Say how many lines in the records include the string "Balance", adding no other words.

** BEGIN Data extract **

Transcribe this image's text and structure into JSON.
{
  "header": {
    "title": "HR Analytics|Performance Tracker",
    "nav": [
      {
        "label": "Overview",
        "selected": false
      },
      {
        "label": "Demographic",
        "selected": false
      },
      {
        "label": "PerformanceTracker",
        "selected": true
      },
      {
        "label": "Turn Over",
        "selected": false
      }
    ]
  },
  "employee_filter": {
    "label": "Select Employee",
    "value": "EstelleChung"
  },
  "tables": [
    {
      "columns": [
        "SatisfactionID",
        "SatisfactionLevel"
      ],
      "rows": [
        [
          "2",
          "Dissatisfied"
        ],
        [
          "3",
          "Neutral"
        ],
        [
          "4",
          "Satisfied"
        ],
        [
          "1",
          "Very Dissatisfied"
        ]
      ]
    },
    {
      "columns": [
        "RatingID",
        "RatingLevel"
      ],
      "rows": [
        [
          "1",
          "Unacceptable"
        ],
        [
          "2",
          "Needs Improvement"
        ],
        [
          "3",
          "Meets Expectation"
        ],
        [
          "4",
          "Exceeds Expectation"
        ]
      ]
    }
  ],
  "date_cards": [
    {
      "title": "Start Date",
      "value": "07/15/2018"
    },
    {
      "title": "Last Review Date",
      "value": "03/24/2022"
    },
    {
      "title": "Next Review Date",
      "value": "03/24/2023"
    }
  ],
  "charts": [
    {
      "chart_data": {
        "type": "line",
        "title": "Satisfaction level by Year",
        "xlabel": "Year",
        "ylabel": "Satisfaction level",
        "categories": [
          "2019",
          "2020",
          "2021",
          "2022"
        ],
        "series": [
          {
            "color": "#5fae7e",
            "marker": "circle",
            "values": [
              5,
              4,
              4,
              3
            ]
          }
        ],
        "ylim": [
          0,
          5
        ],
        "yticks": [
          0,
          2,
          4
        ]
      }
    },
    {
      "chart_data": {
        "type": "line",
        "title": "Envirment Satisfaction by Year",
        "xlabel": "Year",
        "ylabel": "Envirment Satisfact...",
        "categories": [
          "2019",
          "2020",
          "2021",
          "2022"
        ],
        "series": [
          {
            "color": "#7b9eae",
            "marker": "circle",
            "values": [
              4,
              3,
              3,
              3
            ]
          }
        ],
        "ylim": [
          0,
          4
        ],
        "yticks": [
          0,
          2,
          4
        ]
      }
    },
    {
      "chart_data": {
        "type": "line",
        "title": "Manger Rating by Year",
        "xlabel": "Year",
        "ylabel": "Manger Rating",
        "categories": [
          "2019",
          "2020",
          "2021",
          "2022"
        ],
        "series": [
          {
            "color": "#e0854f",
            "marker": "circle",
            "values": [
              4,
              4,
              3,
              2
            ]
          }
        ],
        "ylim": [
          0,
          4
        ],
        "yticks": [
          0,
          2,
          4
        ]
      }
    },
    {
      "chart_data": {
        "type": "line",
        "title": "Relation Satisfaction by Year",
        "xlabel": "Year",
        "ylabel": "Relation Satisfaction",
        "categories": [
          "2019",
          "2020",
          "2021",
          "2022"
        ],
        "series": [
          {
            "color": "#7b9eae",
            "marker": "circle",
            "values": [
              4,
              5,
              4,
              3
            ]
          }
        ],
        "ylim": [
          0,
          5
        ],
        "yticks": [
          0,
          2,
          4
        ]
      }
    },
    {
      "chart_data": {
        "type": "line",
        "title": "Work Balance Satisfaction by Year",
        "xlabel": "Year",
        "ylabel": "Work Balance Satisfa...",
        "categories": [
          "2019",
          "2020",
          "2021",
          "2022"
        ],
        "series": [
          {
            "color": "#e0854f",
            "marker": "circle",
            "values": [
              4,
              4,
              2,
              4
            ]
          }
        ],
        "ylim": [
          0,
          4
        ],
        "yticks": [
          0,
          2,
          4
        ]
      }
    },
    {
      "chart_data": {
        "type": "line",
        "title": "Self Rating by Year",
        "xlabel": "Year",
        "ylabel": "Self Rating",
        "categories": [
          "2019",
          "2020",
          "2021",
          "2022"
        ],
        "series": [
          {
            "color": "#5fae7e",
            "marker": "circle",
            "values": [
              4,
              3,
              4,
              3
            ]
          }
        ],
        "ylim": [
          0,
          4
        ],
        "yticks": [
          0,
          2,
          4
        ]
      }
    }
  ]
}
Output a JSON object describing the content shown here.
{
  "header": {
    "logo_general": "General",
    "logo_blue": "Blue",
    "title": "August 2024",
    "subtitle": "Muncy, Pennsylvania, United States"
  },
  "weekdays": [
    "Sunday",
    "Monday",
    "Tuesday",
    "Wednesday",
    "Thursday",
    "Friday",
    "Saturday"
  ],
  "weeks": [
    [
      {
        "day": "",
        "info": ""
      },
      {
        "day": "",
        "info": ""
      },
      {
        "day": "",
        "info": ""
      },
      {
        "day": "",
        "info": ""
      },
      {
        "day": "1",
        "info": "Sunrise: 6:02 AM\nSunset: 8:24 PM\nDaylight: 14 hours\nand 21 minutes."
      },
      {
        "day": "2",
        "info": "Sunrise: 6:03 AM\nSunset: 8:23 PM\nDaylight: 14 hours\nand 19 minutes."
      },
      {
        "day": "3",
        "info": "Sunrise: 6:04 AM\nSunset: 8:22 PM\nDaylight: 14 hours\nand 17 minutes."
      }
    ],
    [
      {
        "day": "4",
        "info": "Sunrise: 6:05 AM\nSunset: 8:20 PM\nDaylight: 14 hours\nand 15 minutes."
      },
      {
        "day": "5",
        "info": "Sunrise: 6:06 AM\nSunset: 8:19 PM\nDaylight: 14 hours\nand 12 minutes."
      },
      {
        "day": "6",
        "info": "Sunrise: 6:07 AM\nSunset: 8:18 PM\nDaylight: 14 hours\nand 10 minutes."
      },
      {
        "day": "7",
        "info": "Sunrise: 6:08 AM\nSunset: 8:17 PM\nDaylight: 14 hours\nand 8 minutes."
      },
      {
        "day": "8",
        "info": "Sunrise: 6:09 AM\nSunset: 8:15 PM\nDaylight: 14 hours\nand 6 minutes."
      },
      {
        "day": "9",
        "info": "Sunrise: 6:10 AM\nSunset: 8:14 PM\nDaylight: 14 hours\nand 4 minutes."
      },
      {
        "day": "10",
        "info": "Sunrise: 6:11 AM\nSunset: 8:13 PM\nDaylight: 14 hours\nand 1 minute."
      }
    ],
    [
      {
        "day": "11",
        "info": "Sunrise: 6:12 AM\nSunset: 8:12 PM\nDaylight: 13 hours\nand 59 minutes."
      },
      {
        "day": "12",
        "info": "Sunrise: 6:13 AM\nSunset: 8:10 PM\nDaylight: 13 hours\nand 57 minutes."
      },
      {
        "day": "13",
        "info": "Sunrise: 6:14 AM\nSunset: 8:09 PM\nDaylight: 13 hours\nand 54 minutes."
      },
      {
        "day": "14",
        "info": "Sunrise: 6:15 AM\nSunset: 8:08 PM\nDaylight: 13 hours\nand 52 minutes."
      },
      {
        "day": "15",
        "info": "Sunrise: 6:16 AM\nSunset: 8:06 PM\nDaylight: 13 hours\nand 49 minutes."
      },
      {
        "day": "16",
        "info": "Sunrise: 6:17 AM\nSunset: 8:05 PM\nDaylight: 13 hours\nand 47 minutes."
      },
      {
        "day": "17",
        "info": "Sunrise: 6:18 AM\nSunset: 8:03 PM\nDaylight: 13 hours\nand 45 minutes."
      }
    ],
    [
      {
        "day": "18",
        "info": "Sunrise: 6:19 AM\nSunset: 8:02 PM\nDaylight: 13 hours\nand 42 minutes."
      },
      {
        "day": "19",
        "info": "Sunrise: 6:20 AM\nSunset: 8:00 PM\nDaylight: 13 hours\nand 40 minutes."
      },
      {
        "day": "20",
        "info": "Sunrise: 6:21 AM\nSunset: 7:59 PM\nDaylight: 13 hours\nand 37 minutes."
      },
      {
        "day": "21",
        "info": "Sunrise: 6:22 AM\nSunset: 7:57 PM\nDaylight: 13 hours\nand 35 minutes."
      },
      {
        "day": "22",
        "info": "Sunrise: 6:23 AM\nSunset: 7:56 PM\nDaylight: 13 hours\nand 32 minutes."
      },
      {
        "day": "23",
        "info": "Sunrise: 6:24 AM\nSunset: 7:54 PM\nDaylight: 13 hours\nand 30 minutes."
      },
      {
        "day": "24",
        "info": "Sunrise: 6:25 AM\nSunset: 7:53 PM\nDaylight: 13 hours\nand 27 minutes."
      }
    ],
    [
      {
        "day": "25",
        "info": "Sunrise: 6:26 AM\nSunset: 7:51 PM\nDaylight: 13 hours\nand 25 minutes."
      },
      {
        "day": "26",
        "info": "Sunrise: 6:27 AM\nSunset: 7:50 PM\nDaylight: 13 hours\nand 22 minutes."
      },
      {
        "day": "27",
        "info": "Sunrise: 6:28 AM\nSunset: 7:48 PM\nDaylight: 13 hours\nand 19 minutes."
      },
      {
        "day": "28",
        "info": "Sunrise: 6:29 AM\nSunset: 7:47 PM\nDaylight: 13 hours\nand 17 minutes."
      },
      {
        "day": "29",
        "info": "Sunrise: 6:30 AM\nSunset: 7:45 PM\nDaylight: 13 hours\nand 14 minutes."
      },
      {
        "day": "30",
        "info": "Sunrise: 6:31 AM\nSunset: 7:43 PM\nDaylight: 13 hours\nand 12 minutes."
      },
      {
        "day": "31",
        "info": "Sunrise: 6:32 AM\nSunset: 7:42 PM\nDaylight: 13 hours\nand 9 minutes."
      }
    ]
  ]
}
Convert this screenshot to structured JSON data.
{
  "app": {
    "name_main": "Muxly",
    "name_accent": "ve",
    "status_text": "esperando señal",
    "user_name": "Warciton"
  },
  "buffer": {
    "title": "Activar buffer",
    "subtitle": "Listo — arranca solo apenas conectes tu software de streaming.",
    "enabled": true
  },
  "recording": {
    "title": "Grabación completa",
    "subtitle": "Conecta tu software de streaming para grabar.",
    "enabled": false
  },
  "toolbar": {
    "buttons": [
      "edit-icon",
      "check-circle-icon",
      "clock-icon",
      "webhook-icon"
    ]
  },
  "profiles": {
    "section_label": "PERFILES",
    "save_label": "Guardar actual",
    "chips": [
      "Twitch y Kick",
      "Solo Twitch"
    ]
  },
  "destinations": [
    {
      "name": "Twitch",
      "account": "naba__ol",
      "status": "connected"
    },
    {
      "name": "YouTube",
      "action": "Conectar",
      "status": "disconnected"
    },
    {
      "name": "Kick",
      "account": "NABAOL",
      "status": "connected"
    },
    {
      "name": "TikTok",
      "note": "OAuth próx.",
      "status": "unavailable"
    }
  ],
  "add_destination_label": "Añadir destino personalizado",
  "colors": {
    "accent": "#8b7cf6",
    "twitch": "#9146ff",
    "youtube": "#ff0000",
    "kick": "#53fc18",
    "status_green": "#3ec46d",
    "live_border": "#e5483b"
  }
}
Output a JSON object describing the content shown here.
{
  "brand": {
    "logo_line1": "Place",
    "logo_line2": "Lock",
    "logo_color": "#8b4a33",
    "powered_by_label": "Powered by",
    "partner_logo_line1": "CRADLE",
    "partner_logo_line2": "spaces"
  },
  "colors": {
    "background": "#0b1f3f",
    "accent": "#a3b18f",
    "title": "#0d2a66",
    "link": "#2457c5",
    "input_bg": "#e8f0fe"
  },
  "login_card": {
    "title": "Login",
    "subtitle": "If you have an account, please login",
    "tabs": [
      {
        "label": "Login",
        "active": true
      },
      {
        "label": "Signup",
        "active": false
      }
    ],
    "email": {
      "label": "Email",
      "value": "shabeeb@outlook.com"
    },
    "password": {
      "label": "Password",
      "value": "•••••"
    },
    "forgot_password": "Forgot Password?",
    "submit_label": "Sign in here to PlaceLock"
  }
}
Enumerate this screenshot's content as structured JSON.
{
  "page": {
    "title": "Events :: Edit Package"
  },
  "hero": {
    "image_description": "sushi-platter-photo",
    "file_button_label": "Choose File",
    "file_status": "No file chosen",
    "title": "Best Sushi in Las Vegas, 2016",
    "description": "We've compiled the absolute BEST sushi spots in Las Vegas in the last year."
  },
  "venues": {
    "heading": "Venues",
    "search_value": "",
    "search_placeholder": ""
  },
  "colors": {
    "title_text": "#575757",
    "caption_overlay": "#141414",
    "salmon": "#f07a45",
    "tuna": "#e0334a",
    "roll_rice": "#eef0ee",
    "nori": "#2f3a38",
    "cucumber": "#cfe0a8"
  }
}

** END Data extract **

- The answer: 2